INSTRUCTIONS FOR THE TASK: Find and copy every line in the records that includes the string "period".

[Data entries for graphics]
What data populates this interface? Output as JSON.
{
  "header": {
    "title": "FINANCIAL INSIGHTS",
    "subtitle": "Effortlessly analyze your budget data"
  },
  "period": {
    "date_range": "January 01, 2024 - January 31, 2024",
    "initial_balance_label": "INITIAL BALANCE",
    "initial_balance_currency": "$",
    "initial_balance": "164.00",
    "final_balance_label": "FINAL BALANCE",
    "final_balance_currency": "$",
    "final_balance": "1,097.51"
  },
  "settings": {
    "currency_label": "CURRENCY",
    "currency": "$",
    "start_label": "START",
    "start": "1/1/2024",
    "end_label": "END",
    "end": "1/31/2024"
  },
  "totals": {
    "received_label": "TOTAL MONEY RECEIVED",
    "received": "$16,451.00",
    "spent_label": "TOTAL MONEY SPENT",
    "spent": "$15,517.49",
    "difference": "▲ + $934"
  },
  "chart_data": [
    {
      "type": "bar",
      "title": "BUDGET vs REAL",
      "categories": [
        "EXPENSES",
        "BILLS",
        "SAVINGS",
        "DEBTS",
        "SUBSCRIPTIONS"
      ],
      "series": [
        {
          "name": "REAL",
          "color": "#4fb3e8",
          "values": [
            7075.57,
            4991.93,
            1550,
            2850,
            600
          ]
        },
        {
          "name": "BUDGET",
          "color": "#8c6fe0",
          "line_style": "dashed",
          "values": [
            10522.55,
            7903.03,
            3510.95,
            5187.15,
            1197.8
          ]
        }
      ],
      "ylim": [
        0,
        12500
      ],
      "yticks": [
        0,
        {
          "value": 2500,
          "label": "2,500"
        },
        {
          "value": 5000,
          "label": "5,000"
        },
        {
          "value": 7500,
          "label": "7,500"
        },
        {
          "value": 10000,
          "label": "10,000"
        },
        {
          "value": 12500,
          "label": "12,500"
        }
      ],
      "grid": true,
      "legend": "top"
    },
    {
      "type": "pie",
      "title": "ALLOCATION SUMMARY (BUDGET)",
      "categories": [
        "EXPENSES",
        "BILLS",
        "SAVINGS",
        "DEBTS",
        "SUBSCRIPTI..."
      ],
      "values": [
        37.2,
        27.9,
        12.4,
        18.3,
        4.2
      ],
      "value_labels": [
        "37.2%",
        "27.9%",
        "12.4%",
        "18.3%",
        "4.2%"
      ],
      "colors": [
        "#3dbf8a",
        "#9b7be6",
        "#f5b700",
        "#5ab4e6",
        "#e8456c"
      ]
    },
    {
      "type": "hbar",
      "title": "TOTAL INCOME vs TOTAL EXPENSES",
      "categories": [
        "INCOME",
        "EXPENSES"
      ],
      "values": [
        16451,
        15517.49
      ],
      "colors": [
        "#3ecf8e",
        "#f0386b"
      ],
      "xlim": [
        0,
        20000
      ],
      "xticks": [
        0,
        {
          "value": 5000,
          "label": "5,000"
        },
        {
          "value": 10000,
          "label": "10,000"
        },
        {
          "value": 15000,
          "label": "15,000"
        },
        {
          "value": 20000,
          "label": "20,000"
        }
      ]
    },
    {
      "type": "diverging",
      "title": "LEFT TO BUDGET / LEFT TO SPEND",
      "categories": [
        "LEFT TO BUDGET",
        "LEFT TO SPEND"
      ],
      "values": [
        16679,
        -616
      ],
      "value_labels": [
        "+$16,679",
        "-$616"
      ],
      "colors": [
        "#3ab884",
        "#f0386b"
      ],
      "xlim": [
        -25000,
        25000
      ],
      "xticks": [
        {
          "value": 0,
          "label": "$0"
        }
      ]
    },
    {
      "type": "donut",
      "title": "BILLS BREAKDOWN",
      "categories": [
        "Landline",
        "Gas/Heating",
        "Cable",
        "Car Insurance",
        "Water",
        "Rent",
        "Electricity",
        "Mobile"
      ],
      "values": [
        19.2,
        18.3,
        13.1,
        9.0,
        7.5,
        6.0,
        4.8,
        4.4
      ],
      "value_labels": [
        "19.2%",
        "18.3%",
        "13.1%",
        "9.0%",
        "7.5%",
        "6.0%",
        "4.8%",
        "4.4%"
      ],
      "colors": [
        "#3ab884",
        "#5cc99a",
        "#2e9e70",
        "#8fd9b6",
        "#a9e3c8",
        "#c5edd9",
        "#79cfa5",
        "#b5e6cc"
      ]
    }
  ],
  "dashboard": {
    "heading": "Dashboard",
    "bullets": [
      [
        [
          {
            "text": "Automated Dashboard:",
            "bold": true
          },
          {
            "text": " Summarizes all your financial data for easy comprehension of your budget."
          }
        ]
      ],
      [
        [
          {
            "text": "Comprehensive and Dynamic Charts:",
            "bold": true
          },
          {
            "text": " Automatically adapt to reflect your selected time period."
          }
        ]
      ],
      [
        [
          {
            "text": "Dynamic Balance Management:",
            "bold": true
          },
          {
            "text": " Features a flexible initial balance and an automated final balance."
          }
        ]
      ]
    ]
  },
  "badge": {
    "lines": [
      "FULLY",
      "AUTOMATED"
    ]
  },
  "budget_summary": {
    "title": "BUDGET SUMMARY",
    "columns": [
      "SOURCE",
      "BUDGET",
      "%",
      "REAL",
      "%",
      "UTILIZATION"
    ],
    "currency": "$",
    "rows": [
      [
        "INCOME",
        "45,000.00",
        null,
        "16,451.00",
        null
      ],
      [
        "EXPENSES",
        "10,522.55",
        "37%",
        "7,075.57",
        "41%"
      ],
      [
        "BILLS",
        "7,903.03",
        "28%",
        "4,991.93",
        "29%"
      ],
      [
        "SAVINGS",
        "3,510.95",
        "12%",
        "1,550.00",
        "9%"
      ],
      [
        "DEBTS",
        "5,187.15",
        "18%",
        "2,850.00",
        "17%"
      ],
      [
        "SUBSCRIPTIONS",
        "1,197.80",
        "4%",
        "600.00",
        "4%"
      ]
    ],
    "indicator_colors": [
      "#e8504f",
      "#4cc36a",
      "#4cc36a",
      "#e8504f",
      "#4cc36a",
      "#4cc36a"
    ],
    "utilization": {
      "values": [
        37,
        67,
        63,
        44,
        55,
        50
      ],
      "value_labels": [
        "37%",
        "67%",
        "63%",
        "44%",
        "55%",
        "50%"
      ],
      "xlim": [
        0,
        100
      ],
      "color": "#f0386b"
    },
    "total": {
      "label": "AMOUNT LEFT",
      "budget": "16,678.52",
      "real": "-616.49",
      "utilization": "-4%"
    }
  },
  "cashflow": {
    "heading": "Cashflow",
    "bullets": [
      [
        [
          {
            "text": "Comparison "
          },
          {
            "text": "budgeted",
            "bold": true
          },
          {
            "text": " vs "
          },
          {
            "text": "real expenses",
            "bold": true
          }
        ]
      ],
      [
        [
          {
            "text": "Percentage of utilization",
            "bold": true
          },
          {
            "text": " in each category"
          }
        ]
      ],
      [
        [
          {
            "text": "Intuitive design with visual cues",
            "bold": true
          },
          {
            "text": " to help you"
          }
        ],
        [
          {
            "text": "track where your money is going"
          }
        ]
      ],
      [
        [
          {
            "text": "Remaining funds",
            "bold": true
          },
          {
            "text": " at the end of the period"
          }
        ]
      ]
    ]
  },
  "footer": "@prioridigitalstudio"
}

CORRECT RESPONSE:
  "period": {
            "text": " Automatically adapt to reflect your selected time period."
            "text": " at the end of the period"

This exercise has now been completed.